Task prompt — In the records, from the line with "Patent image size: (1020, 376)." to the line with "The acoustic speaker signal 26b", change "echo cancellation" to "echo suppression" and give those lines again with everything else left as it is.

Working data —
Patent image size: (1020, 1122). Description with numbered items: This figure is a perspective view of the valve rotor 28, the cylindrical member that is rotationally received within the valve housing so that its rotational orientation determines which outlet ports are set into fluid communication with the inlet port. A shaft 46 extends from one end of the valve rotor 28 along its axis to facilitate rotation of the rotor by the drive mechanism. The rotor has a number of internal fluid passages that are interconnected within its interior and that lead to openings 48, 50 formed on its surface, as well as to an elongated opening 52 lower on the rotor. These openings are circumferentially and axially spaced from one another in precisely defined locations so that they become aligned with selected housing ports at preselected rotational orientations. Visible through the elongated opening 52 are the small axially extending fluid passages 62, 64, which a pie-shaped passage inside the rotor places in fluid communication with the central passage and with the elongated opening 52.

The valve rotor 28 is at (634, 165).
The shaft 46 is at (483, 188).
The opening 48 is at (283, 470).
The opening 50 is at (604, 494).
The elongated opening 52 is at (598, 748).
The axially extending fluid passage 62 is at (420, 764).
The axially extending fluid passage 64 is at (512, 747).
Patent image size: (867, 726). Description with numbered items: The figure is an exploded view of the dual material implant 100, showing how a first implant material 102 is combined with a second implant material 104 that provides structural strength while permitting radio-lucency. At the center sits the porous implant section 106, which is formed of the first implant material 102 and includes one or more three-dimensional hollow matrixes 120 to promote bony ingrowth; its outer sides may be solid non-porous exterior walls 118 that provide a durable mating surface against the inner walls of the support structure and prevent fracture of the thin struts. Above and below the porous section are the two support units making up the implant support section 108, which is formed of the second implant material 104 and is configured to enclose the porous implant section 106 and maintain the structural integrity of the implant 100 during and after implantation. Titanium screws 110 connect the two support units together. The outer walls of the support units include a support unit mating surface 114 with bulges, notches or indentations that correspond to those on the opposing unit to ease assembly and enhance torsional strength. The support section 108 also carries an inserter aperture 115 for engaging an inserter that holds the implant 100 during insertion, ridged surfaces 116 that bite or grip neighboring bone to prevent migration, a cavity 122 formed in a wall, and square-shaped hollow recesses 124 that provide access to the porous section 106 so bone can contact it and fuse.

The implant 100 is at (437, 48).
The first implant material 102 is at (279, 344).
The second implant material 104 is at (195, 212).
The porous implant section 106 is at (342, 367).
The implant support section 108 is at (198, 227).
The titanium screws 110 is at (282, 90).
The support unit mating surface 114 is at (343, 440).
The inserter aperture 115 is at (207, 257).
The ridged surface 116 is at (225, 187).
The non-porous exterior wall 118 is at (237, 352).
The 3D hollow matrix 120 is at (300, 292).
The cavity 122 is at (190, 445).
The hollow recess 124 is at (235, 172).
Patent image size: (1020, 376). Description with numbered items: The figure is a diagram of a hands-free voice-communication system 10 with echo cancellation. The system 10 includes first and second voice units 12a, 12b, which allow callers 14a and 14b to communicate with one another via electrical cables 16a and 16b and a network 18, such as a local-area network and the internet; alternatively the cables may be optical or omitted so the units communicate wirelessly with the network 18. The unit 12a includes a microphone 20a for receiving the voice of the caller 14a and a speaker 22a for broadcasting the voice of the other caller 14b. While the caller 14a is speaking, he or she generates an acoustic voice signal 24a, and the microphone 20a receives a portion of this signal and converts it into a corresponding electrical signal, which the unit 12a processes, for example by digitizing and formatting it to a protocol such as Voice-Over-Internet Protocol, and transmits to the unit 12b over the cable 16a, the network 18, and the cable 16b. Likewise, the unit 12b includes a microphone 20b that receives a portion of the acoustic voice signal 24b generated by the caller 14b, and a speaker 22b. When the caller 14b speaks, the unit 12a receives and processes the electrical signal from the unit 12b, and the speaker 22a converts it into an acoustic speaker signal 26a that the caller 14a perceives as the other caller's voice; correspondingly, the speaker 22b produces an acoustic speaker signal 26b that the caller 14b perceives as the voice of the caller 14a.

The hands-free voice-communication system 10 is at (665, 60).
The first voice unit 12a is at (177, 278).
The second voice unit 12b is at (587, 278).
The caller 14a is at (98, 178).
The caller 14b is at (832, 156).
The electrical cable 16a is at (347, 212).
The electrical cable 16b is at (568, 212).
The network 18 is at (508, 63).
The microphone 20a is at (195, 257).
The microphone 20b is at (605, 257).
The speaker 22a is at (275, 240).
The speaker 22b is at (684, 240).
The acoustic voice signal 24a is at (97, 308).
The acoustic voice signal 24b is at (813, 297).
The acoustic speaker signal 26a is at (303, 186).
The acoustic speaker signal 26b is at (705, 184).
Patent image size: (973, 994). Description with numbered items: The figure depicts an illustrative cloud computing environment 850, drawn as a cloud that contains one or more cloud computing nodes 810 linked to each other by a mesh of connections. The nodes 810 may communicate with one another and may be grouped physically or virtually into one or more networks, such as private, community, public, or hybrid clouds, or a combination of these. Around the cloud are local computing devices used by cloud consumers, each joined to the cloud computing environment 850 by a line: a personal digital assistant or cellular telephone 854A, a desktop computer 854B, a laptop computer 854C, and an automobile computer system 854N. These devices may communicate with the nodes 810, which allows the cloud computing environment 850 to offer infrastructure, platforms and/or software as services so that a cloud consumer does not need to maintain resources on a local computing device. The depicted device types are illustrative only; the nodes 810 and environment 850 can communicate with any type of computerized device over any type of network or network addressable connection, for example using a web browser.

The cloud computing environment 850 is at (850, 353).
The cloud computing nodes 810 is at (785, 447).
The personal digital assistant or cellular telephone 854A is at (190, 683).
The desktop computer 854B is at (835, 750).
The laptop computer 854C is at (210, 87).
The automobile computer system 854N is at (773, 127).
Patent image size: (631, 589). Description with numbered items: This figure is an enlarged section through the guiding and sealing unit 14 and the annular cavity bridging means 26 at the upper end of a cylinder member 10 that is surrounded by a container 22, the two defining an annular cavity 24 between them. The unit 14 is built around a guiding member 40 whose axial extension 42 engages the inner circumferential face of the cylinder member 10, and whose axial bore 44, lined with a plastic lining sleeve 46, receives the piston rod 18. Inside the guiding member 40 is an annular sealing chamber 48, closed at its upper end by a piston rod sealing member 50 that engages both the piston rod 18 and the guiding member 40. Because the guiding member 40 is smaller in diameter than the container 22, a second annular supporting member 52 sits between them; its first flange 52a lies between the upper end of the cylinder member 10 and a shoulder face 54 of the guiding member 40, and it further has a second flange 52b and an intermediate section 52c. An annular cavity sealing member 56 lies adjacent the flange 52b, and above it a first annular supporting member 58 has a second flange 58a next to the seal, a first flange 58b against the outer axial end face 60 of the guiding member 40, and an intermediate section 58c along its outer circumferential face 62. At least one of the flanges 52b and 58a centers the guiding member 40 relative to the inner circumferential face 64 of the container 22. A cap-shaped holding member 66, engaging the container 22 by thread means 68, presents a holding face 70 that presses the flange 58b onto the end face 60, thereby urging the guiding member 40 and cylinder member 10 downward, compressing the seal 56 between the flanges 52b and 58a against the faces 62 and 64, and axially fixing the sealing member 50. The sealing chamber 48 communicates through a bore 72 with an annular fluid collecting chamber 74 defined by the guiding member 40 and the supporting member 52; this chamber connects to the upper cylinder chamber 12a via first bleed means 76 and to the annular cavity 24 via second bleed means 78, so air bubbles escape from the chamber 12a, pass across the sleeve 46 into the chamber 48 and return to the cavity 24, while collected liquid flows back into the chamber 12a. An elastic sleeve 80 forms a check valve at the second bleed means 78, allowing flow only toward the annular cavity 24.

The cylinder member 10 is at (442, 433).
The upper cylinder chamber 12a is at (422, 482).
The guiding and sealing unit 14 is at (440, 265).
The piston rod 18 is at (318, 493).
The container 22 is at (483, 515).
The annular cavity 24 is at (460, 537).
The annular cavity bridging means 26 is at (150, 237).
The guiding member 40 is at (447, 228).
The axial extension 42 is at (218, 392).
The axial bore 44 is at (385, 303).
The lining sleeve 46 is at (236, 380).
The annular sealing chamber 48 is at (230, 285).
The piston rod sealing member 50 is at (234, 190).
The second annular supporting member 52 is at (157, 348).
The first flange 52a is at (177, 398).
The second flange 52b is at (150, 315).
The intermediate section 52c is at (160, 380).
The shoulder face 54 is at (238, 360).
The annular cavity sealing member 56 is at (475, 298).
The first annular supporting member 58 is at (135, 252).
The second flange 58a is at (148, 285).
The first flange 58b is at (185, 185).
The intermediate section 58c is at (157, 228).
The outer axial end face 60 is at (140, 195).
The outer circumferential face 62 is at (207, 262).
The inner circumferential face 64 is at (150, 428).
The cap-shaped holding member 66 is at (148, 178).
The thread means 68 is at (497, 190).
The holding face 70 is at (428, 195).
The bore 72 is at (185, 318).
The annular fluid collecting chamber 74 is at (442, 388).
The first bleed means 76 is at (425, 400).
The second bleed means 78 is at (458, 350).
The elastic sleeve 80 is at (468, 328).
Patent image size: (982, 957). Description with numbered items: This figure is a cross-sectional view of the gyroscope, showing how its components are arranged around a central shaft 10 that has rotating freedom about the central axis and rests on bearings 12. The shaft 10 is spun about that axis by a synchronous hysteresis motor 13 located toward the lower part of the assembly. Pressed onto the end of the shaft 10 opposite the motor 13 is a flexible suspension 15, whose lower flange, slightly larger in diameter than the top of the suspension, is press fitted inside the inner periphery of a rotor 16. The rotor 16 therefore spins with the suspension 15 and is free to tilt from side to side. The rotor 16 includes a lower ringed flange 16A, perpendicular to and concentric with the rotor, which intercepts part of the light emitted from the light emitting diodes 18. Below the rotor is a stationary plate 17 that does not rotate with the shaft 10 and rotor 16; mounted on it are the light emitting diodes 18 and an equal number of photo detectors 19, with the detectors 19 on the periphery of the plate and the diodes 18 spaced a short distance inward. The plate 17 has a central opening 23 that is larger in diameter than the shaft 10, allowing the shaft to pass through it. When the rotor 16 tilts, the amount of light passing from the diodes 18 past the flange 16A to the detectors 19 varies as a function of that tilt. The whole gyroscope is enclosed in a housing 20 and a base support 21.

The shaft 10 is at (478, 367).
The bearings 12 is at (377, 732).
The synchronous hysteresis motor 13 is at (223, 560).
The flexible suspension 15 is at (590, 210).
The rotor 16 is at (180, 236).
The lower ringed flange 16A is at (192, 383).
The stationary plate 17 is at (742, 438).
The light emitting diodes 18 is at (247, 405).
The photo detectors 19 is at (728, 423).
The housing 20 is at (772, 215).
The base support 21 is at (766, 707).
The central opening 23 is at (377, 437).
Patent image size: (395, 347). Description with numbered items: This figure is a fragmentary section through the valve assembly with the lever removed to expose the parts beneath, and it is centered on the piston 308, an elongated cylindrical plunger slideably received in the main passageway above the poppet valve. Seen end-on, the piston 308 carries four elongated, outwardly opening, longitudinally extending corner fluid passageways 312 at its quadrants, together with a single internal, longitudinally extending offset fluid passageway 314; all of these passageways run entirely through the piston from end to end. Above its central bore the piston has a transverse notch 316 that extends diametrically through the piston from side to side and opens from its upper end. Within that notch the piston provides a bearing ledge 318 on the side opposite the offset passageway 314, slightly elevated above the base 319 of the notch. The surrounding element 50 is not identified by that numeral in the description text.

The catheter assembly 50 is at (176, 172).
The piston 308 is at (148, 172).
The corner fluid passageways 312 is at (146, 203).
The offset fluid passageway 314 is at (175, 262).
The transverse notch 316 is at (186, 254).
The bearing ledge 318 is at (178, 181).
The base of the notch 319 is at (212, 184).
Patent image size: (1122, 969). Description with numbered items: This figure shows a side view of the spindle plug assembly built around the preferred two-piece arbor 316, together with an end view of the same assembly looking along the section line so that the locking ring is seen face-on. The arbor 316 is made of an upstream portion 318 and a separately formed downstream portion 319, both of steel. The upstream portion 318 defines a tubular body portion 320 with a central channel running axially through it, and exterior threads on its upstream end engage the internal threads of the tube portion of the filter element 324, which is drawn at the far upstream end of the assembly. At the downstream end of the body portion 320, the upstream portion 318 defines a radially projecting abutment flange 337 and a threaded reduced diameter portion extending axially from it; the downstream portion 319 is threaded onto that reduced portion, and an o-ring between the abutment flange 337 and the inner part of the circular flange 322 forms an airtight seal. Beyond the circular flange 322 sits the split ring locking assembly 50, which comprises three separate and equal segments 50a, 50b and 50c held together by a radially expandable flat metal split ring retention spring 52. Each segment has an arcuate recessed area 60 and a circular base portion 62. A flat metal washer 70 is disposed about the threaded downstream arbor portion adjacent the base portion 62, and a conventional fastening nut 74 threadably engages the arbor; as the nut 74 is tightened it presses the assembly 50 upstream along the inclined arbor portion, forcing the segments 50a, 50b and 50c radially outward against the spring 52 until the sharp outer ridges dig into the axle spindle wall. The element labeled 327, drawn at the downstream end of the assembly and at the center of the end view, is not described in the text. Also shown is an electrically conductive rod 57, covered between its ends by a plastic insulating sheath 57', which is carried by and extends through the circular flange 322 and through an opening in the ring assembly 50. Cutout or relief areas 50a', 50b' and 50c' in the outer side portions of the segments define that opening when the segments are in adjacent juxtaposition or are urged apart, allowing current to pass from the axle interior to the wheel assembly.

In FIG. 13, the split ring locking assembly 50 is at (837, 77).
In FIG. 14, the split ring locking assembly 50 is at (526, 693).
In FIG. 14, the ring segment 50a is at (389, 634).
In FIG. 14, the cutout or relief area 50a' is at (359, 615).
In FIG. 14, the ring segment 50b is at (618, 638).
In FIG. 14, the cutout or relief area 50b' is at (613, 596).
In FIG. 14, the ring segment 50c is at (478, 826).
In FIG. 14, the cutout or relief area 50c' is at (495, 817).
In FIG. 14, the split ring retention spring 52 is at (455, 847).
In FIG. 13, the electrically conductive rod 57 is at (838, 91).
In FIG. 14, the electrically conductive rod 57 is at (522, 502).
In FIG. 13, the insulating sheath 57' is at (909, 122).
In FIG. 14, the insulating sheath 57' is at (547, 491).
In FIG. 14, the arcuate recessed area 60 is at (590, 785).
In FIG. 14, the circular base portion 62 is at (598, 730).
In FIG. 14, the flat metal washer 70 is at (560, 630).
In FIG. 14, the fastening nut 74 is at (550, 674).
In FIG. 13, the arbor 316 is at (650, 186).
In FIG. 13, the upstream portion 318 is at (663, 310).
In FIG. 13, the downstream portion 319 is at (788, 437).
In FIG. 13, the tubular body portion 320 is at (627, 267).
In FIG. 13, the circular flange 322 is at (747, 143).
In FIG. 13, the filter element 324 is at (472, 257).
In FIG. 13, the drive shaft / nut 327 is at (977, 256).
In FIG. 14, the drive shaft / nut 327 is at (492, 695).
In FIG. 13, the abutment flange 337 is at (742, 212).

Task output —
Patent image size: (1020, 376). Description with numbered items: The figure is a diagram of a hands-free voice-communication system 10 with echo suppression. The system 10 includes first and second voice units 12a, 12b, which allow callers 14a and 14b to communicate with one another via electrical cables 16a and 16b and a network 18, such as a local-area network and the internet; alternatively the cables may be optical or omitted so the units communicate wirelessly with the network 18. The unit 12a includes a microphone 20a for receiving the voice of the caller 14a and a speaker 22a for broadcasting the voice of the other caller 14b. While the caller 14a is speaking, he or she generates an acoustic voice signal 24a, and the microphone 20a receives a portion of this signal and converts it into a corresponding electrical signal, which the unit 12a processes, for example by digitizing and formatting it to a protocol such as Voice-Over-Internet Protocol, and transmits to the unit 12b over the cable 16a, the network 18, and the cable 16b. Likewise, the unit 12b includes a microphone 20b that receives a portion of the acoustic voice signal 24b generated by the caller 14b, and a speaker 22b. When the caller 14b speaks, the unit 12a receives and processes the electrical signal from the unit 12b, and the speaker 22a converts it into an acoustic speaker signal 26a that the caller 14a perceives as the other caller's voice; correspondingly, the speaker 22b produces an acoustic speaker signal 26b that the caller 14b perceives as the voice of the caller 14a.

The hands-free voice-communication system 10 is at (665, 60).
The first voice unit 12a is at (177, 278).
The second voice unit 12b is at (587, 278).
The caller 14a is at (98, 178).
The caller 14b is at (832, 156).
The electrical cable 16a is at (347, 212).
The electrical cable 16b is at (568, 212).
The network 18 is at (508, 63).
The microphone 20a is at (195, 257).
The microphone 20b is at (605, 257).
The speaker 22a is at (275, 240).
The speaker 22b is at (684, 240).
The acoustic voice signal 24a is at (97, 308).
The acoustic voice signal 24b is at (813, 297).
The acoustic speaker signal 26a is at (303, 186).
The acoustic speaker signal 26b is at (705, 184).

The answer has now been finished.